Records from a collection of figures
-- BEGIN --

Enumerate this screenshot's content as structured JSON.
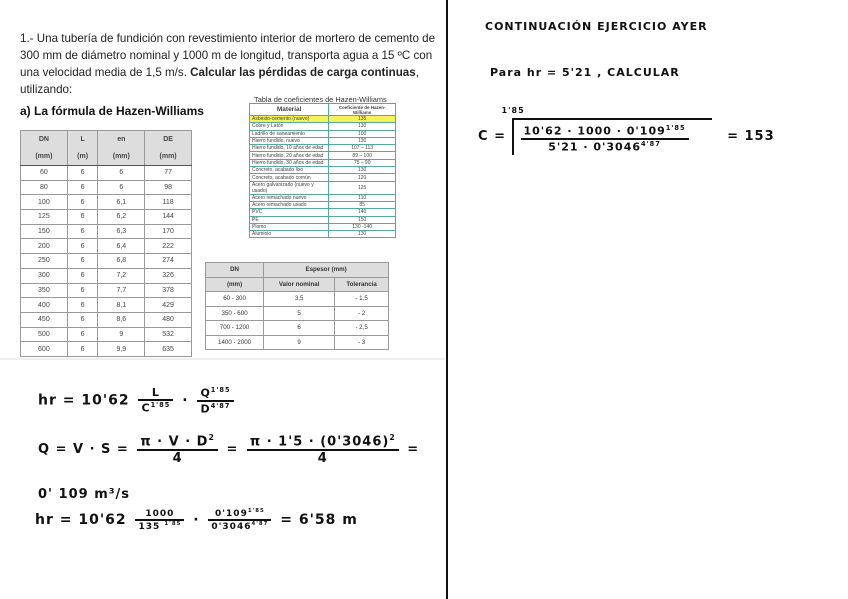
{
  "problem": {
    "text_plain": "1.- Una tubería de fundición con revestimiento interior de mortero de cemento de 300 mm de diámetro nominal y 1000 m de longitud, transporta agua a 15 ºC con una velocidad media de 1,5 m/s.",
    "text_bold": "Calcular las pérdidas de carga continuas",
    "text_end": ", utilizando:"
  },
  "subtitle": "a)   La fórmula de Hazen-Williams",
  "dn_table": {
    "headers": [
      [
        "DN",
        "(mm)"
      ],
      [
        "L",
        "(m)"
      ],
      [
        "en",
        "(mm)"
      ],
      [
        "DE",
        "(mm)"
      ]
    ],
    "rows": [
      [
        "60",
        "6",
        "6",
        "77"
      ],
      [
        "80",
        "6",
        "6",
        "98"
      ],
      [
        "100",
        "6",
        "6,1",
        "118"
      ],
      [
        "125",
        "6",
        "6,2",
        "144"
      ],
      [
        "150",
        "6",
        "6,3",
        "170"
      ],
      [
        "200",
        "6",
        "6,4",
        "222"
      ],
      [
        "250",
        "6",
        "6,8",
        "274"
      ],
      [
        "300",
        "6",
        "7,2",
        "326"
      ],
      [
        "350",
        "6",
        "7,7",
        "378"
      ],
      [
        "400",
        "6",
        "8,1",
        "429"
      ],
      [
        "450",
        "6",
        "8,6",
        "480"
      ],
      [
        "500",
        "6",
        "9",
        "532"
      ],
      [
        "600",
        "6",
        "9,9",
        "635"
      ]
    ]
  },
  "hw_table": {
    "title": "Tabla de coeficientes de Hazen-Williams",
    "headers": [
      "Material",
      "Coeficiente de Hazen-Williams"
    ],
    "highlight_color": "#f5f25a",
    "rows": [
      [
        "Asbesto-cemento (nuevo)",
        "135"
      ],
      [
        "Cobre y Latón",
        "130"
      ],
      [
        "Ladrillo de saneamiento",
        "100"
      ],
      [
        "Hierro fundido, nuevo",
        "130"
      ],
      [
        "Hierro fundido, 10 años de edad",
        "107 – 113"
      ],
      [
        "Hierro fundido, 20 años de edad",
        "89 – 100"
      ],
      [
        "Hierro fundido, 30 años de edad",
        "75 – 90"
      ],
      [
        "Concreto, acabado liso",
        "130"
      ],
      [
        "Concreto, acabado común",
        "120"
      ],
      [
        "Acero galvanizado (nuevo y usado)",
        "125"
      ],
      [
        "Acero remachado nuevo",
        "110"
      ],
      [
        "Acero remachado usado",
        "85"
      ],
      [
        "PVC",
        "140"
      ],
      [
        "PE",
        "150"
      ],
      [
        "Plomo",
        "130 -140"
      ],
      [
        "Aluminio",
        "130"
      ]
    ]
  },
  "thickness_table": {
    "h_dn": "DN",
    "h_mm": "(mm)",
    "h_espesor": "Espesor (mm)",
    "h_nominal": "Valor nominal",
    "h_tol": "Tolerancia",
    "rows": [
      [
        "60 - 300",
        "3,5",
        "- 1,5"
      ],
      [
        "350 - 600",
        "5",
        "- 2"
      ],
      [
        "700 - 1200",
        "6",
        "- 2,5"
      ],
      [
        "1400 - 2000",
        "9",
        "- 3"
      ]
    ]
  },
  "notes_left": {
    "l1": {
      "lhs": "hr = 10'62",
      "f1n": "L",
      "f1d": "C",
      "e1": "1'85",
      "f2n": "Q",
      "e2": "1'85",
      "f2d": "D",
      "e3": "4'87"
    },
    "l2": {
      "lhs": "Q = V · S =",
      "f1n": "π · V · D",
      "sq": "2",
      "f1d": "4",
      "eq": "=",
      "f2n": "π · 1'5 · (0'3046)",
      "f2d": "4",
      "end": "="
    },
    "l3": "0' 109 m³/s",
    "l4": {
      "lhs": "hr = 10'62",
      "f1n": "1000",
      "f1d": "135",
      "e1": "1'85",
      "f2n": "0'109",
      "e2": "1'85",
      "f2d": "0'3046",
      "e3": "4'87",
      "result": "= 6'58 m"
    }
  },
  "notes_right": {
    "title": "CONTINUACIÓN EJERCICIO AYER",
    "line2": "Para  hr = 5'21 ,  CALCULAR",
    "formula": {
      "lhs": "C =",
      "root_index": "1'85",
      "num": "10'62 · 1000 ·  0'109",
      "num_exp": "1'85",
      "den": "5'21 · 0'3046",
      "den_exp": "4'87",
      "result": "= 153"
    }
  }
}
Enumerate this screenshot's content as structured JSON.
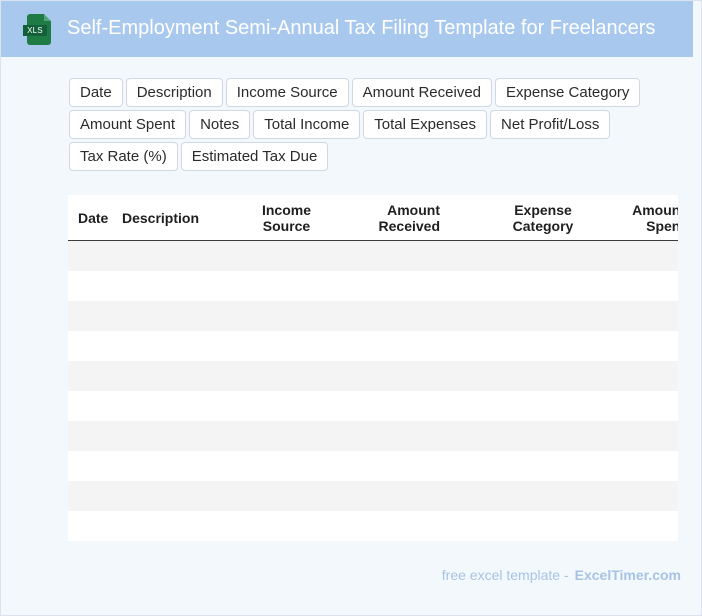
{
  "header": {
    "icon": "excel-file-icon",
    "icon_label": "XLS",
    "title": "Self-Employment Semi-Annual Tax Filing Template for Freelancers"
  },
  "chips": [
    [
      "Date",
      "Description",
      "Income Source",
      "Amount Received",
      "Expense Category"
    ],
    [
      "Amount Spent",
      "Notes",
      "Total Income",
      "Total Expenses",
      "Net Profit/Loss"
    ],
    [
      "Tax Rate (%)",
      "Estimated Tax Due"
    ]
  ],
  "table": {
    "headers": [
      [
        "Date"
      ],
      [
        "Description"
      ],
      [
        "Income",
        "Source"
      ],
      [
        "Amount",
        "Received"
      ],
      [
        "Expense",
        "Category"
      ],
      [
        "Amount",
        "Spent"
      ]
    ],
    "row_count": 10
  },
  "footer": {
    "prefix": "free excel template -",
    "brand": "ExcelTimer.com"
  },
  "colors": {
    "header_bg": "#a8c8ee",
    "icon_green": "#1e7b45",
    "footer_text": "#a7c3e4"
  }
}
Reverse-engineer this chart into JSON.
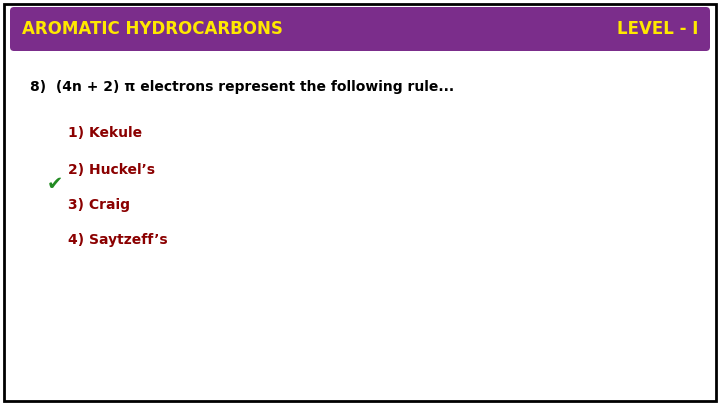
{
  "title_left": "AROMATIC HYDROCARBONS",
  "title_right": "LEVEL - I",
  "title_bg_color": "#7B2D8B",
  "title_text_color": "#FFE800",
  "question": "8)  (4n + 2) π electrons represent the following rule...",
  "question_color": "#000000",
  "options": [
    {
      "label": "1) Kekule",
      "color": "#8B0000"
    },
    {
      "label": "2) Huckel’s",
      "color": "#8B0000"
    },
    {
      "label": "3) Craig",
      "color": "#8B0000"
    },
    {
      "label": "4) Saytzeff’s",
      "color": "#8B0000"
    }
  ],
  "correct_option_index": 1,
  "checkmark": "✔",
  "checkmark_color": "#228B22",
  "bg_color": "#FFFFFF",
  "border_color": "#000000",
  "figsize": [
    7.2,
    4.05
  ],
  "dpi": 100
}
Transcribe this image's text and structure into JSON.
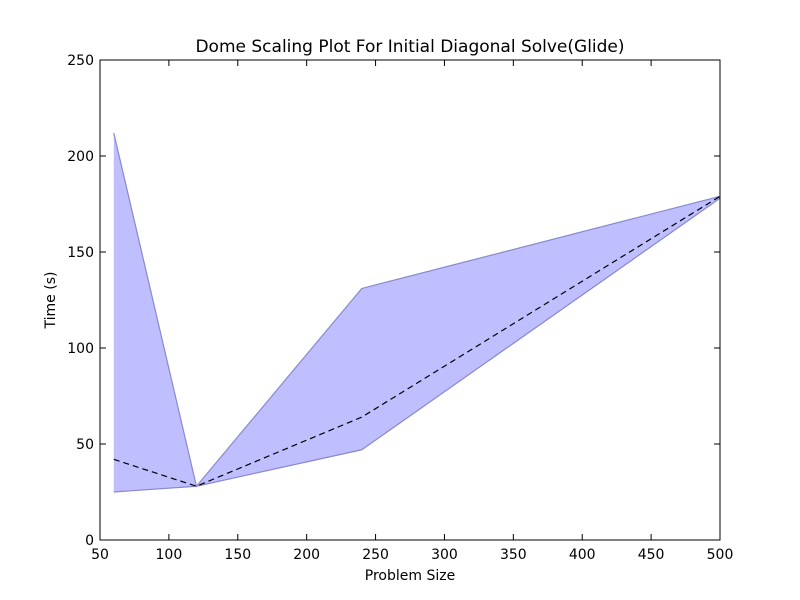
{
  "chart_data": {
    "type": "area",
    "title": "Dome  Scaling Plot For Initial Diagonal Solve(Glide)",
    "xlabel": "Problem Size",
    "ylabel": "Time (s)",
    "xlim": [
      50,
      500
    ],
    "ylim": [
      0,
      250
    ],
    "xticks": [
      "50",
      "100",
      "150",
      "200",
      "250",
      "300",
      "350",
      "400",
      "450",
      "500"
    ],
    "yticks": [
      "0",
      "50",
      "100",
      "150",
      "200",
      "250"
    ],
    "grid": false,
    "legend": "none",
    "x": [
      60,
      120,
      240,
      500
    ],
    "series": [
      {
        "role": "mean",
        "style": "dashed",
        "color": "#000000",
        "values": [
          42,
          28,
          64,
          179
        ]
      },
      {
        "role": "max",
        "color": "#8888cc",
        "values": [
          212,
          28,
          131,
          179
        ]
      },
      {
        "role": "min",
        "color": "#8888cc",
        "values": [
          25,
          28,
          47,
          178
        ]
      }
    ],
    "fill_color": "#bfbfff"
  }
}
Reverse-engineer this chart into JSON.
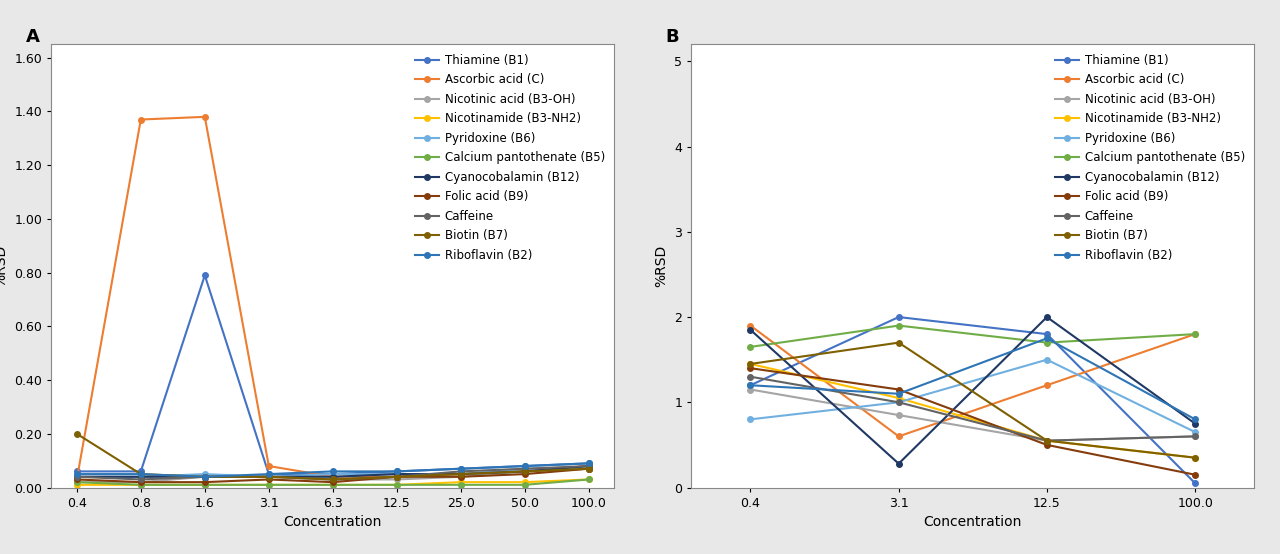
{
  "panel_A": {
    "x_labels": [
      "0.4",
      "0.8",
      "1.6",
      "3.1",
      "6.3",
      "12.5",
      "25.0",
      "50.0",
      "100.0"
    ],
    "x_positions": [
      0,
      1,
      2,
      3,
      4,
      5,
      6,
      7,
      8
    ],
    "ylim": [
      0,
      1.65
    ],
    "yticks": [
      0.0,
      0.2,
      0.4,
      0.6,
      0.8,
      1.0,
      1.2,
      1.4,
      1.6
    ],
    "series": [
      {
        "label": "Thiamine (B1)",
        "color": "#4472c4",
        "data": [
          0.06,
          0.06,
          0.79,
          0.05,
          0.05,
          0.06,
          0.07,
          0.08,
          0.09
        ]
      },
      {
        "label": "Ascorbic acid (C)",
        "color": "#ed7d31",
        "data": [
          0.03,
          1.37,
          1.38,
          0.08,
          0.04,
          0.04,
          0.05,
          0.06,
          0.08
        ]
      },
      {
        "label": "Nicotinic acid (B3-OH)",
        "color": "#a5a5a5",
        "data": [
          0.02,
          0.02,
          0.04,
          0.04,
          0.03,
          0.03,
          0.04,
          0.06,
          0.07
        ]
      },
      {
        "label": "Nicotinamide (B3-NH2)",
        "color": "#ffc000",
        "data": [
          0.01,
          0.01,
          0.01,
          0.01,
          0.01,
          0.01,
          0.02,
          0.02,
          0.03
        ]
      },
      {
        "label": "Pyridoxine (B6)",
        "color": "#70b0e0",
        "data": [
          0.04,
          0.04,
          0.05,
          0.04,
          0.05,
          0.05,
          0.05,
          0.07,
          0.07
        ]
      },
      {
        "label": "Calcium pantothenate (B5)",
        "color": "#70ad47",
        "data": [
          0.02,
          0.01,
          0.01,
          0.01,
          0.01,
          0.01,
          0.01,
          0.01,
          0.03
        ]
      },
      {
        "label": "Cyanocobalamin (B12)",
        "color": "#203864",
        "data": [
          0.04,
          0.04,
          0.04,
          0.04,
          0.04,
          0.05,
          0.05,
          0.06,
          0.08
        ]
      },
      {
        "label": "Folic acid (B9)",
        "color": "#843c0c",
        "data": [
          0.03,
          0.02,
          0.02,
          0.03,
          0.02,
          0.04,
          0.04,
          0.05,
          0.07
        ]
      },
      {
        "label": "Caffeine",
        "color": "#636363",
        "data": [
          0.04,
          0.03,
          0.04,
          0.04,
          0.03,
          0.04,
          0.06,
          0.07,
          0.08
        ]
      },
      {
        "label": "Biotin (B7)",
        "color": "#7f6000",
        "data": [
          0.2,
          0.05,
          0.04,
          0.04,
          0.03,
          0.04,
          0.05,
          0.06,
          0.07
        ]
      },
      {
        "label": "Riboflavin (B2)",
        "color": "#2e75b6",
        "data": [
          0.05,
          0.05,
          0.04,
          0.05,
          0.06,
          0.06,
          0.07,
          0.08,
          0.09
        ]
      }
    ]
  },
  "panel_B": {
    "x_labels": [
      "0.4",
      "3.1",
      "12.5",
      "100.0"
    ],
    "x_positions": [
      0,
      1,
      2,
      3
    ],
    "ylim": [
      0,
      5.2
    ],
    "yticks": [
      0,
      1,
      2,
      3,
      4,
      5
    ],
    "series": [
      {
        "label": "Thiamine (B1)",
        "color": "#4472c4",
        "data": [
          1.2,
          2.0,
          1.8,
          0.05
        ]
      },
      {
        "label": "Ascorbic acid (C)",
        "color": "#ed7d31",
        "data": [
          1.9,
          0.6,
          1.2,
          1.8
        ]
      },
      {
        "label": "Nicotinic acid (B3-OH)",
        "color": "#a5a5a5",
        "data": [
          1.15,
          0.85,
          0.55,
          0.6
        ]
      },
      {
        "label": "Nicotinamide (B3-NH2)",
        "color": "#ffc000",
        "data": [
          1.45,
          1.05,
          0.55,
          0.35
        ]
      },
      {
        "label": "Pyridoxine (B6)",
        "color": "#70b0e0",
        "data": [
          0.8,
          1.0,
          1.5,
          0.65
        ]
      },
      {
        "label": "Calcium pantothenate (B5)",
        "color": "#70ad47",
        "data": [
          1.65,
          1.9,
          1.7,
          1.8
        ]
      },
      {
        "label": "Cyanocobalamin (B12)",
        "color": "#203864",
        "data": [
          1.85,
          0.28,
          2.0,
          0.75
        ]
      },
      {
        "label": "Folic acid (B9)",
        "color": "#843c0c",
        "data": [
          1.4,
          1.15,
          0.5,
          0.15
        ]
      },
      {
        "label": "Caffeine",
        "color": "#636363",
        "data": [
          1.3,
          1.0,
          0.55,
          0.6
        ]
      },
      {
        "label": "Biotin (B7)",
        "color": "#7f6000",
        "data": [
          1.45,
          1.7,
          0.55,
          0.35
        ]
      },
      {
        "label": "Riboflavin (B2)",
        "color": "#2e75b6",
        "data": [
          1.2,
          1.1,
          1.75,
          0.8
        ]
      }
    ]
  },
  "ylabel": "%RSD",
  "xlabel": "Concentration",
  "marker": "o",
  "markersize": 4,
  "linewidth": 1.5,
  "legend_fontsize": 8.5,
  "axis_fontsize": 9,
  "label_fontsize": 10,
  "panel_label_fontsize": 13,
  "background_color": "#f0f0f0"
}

-- END --

• To do
Find how many of the lines above have the word "edad" in them. State only that number.

• Correct result
3